TASKS.
- a) Answer these from the passage on custom activity types in WF:
(i) On what do long-running activities continue processing after the initial call?
(ii) Through what does a long-running activity tell the workflow that it is complete?
(iii) Which hour describes custom event-driven activities?
- b) Pick up the passage on custom activity types in WF and continue it after its final sentence.

--- PASSAGE SHOWN Enclosed Below ---

Following is a summary of the additional custom activity types in WF. These activities build on the steps necessary to create a basic activity.

Long-running activities do not complete on initial call. They continue processing on another thread. They return control to the workflow while the processing occurs. When the processing completes on the other thread, the long-running activity notifies the workflow that it is complete (via WF's internal queuing system). The same Customer activity can also be coded as a long-running activity. The reason is that if the database call to retrieve the customer information was to a local database and was fast, it would make sense to do all work in the execute method. If the call was across the firewall and not so fast, it might be better to return control before the customer data is retuned. Hour 21, "Creating Queued Activities," demonstrates modifying the Customer activity, shown in the previous code listing, that currently executes in one part to execute in two distinct parts.

Event-driven custom activities can wait for external events inside of a Listen or other activity. Custom event-driven activities are described in Hour 22, "Creating Typed Queued and EventDriven-Enabled Activities."

--- End of Enclosed PASSAGE SHOWN ---
--- PROVIDED INFORMATION Enclosed Below ---

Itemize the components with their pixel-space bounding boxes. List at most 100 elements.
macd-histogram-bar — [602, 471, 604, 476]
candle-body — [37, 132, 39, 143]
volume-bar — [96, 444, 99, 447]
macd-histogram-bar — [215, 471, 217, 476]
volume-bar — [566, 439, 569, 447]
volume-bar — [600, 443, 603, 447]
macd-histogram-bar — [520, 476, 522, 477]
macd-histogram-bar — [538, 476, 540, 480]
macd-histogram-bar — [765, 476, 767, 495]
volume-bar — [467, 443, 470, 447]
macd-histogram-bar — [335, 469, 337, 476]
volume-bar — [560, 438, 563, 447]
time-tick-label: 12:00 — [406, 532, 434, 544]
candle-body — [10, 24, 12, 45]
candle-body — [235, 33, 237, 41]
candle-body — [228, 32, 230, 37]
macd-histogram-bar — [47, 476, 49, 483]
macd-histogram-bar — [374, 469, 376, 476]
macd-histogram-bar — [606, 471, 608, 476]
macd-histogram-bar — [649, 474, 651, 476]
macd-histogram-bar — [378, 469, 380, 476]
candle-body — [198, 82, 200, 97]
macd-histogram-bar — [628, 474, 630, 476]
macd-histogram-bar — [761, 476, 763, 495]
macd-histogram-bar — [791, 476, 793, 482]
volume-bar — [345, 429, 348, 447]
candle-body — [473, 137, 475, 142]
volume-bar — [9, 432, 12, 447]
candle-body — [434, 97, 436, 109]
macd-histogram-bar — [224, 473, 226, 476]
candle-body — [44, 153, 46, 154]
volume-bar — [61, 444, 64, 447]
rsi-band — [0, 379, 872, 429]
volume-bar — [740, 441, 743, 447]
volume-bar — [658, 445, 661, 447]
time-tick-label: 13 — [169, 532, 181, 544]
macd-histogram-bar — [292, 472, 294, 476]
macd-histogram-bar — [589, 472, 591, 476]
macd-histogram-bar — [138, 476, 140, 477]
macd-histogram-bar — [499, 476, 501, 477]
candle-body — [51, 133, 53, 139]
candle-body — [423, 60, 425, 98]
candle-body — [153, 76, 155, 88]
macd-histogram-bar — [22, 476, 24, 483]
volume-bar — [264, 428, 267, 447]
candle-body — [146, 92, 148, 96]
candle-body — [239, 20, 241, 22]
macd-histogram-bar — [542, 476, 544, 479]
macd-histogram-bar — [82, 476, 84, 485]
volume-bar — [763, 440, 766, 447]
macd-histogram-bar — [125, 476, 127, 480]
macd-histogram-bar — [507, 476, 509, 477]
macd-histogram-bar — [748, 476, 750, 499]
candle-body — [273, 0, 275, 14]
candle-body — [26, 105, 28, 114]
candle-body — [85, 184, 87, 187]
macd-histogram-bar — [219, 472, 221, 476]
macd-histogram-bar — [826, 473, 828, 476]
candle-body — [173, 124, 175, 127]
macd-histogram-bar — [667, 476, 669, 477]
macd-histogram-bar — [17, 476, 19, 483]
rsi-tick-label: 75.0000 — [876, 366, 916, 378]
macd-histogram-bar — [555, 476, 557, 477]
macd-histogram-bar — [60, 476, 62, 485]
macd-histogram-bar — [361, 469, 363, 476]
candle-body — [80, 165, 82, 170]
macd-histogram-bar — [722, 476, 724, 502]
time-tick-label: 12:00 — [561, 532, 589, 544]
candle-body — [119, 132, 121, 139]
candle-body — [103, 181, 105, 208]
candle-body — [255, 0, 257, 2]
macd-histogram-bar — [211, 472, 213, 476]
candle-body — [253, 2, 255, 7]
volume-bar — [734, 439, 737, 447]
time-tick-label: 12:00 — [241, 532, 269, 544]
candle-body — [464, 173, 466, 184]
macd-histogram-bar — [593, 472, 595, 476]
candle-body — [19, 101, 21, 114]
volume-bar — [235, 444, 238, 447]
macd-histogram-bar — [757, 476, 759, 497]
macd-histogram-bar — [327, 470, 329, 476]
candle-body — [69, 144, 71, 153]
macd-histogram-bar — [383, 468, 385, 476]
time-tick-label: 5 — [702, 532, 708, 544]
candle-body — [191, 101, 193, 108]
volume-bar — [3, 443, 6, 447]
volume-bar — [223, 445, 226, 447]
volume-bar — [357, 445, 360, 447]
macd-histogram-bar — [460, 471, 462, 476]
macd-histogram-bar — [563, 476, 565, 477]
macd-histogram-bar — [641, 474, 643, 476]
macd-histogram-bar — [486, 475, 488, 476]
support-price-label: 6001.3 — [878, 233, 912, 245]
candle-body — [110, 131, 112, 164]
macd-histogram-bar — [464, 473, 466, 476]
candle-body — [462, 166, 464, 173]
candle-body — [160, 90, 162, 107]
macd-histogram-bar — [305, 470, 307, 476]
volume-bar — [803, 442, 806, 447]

--- End of Enclosed PROVIDED INFORMATION ---

RESULTS FOR EACH TASK.
- a)
(i) On another thread.
(ii) WF's internal queuing system.
(iii) Hour 22, "Creating Typed Queued and EventDriven-Enabled Activities."

- b)
Composite or control flow activities, as previously mentioned, allow you to create your own control flow patterns. These activities are responsible for determining which child activities should execute and then scheduling them for execution. Creating custom composite activities is discussed in Hour 23, "Creating Control Flow Activities Session 1," and Hour 24, "Creating Control Flow Activities Session 2."

A compound activity is prepopulated with other activities. It is useful when a pattern of activities is commonly used. Figure 1.20 demonstrates a CreditCheck compound activity that uses the custom Customer activity to retrieve customer data; then it uses the CheckCredit activity to determine if the customer is on credit hold. Finally, it evaluates the return results in an IfElse activity. The left branch processes the order, and the right branch rejects it. You will create this compound activity in Hour 20.

Figure 1.20

Figure 1.20 Compound credit check activity.

All noncomposite activities derive (directly or indirectly) from System.Workflow.ComponentModel.Activity. Composite activities all derive from System.Workflow.ComponentModel.CompositeActivity. These are the same classes the BAL activities derive from.

Custom activities are covered in Hours 20 to 24.